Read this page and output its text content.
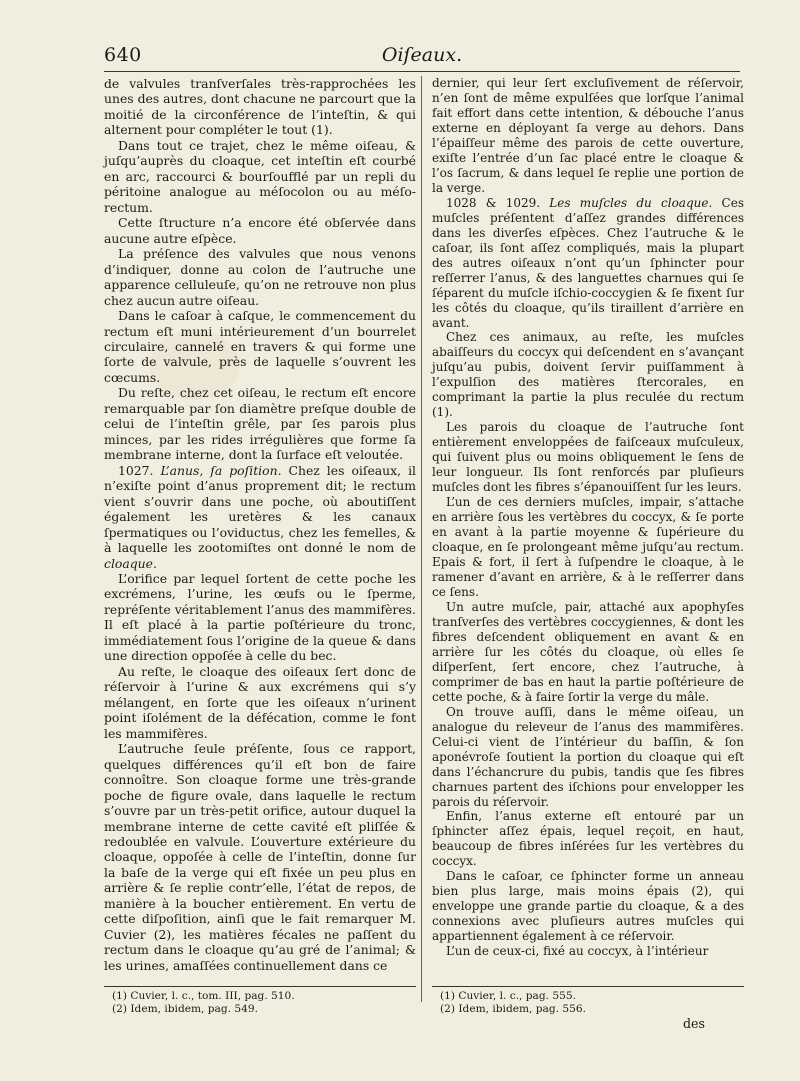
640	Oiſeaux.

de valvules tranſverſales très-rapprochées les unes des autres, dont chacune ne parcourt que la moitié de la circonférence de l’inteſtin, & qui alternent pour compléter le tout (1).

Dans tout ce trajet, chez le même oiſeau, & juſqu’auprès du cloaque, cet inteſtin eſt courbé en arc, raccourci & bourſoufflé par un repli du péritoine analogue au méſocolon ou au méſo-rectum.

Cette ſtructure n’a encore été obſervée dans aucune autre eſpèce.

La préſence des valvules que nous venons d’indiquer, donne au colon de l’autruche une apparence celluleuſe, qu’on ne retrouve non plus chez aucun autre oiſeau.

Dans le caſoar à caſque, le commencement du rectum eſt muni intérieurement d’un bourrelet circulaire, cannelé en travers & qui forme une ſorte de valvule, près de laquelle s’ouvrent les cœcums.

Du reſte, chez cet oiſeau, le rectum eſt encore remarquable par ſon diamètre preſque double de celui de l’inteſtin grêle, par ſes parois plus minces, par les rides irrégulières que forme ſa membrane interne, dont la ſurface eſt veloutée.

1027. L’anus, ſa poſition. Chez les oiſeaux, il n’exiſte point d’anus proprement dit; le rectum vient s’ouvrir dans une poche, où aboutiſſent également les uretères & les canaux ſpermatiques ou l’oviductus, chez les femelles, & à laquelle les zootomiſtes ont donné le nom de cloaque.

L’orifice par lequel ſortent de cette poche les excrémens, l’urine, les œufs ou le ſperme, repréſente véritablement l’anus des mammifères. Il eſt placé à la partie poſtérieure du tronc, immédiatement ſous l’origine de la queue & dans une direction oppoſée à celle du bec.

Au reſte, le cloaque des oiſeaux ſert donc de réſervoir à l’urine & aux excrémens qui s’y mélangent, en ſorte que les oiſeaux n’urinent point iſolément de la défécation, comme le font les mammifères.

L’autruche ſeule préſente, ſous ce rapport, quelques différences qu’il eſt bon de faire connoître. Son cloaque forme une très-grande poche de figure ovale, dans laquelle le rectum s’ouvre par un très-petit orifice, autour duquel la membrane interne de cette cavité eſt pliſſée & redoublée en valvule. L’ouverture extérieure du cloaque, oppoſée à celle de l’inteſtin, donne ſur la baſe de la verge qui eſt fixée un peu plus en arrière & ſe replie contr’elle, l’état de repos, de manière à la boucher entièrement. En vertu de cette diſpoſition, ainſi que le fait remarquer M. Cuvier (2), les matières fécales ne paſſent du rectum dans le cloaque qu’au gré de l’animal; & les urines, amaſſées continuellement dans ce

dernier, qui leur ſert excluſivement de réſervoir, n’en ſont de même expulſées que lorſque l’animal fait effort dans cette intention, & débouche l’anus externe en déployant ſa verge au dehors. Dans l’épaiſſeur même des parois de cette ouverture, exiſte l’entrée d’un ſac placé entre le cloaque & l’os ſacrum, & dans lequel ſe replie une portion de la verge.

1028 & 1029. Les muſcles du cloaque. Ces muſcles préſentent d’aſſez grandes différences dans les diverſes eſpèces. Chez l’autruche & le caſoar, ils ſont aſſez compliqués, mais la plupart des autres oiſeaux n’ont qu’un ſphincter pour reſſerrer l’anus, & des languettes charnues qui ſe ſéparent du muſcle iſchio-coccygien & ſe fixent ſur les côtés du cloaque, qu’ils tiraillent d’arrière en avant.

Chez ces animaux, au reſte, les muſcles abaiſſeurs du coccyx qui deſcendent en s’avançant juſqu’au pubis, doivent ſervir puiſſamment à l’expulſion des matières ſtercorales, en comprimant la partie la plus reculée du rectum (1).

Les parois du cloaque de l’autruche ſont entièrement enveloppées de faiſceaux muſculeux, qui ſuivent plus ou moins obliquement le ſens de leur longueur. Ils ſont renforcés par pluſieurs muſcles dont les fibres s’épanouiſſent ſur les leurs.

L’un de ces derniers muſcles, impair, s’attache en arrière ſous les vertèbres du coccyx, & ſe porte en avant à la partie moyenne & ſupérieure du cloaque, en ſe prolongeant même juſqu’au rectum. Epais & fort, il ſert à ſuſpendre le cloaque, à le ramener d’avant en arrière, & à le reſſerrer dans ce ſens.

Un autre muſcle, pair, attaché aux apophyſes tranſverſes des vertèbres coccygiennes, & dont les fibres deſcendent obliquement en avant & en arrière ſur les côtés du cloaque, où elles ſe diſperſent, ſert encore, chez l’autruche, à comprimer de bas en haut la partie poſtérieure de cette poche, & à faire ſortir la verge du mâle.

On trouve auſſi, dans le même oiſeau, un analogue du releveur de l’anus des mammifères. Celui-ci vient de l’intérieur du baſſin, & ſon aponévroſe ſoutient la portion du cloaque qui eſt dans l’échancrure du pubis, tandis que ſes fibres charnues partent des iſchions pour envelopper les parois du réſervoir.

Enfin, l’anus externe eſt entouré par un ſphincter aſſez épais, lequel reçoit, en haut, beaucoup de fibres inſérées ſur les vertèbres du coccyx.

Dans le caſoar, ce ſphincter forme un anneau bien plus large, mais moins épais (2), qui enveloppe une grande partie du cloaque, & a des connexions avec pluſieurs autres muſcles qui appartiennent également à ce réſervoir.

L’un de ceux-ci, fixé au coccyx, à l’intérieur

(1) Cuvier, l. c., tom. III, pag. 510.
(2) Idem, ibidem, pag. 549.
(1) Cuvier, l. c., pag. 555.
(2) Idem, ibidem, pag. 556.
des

_ _ _ _

- **What you need to do**
Transcribe the material as is, with images omitted.

- **Solution below**
Read this page and output its text content.
640	Oiſeaux.

de valvules tranſverſales très-rapprochées les unes des autres, dont chacune ne parcourt que la moitié de la circonférence de l’inteſtin, & qui alternent pour compléter le tout (1).

Dans tout ce trajet, chez le même oiſeau, & juſqu’auprès du cloaque, cet inteſtin eſt courbé en arc, raccourci & bourſoufflé par un repli du péritoine analogue au méſocolon ou au méſo-rectum.

Cette ſtructure n’a encore été obſervée dans aucune autre eſpèce.

La préſence des valvules que nous venons d’indiquer, donne au colon de l’autruche une apparence celluleuſe, qu’on ne retrouve non plus chez aucun autre oiſeau.

Dans le caſoar à caſque, le commencement du rectum eſt muni intérieurement d’un bourrelet circulaire, cannelé en travers & qui forme une ſorte de valvule, près de laquelle s’ouvrent les cœcums.

Du reſte, chez cet oiſeau, le rectum eſt encore remarquable par ſon diamètre preſque double de celui de l’inteſtin grêle, par ſes parois plus minces, par les rides irrégulières que forme ſa membrane interne, dont la ſurface eſt veloutée.

1027. L’anus, ſa poſition. Chez les oiſeaux, il n’exiſte point d’anus proprement dit; le rectum vient s’ouvrir dans une poche, où aboutiſſent également les uretères & les canaux ſpermatiques ou l’oviductus, chez les femelles, & à laquelle les zootomiſtes ont donné le nom de cloaque.

L’orifice par lequel ſortent de cette poche les excrémens, l’urine, les œufs ou le ſperme, repréſente véritablement l’anus des mammifères. Il eſt placé à la partie poſtérieure du tronc, immédiatement ſous l’origine de la queue & dans une direction oppoſée à celle du bec.

Au reſte, le cloaque des oiſeaux ſert donc de réſervoir à l’urine & aux excrémens qui s’y mélangent, en ſorte que les oiſeaux n’urinent point iſolément de la défécation, comme le font les mammifères.

L’autruche ſeule préſente, ſous ce rapport, quelques différences qu’il eſt bon de faire connoître. Son cloaque forme une très-grande poche de figure ovale, dans laquelle le rectum s’ouvre par un très-petit orifice, autour duquel la membrane interne de cette cavité eſt pliſſée & redoublée en valvule. L’ouverture extérieure du cloaque, oppoſée à celle de l’inteſtin, donne ſur la baſe de la verge qui eſt fixée un peu plus en arrière & ſe replie contr’elle, l’état de repos, de manière à la boucher entièrement. En vertu de cette diſpoſition, ainſi que le fait remarquer M. Cuvier (2), les matières fécales ne paſſent du rectum dans le cloaque qu’au gré de l’animal; & les urines, amaſſées continuellement dans ce

dernier, qui leur ſert excluſivement de réſervoir, n’en ſont de même expulſées que lorſque l’animal fait effort dans cette intention, & débouche l’anus externe en déployant ſa verge au dehors. Dans l’épaiſſeur même des parois de cette ouverture, exiſte l’entrée d’un ſac placé entre le cloaque & l’os ſacrum, & dans lequel ſe replie une portion de la verge.

1028 & 1029. Les muſcles du cloaque. Ces muſcles préſentent d’aſſez grandes différences dans les diverſes eſpèces. Chez l’autruche & le caſoar, ils ſont aſſez compliqués, mais la plupart des autres oiſeaux n’ont qu’un ſphincter pour reſſerrer l’anus, & des languettes charnues qui ſe ſéparent du muſcle iſchio-coccygien & ſe fixent ſur les côtés du cloaque, qu’ils tiraillent d’arrière en avant.

Chez ces animaux, au reſte, les muſcles abaiſſeurs du coccyx qui deſcendent en s’avançant juſqu’au pubis, doivent ſervir puiſſamment à l’expulſion des matières ſtercorales, en comprimant la partie la plus reculée du rectum (1).

Les parois du cloaque de l’autruche ſont entièrement enveloppées de faiſceaux muſculeux, qui ſuivent plus ou moins obliquement le ſens de leur longueur. Ils ſont renforcés par pluſieurs muſcles dont les fibres s’épanouiſſent ſur les leurs.

L’un de ces derniers muſcles, impair, s’attache en arrière ſous les vertèbres du coccyx, & ſe porte en avant à la partie moyenne & ſupérieure du cloaque, en ſe prolongeant même juſqu’au rectum. Epais & fort, il ſert à ſuſpendre le cloaque, à le ramener d’avant en arrière, & à le reſſerrer dans ce ſens.

Un autre muſcle, pair, attaché aux apophyſes tranſverſes des vertèbres coccygiennes, & dont les fibres deſcendent obliquement en avant & en arrière ſur les côtés du cloaque, où elles ſe diſperſent, ſert encore, chez l’autruche, à comprimer de bas en haut la partie poſtérieure de cette poche, & à faire ſortir la verge du mâle.

On trouve auſſi, dans le même oiſeau, un analogue du releveur de l’anus des mammifères. Celui-ci vient de l’intérieur du baſſin, & ſon aponévroſe ſoutient la portion du cloaque qui eſt dans l’échancrure du pubis, tandis que ſes fibres charnues partent des iſchions pour envelopper les parois du réſervoir.

Enfin, l’anus externe eſt entouré par un ſphincter aſſez épais, lequel reçoit, en haut, beaucoup de fibres inſérées ſur les vertèbres du coccyx.

Dans le caſoar, ce ſphincter forme un anneau bien plus large, mais moins épais (2), qui enveloppe une grande partie du cloaque, & a des connexions avec pluſieurs autres muſcles qui appartiennent également à ce réſervoir.

L’un de ceux-ci, fixé au coccyx, à l’intérieur

(1) Cuvier, l. c., tom. III, pag. 510.
(2) Idem, ibidem, pag. 549.
(1) Cuvier, l. c., pag. 555.
(2) Idem, ibidem, pag. 556.
des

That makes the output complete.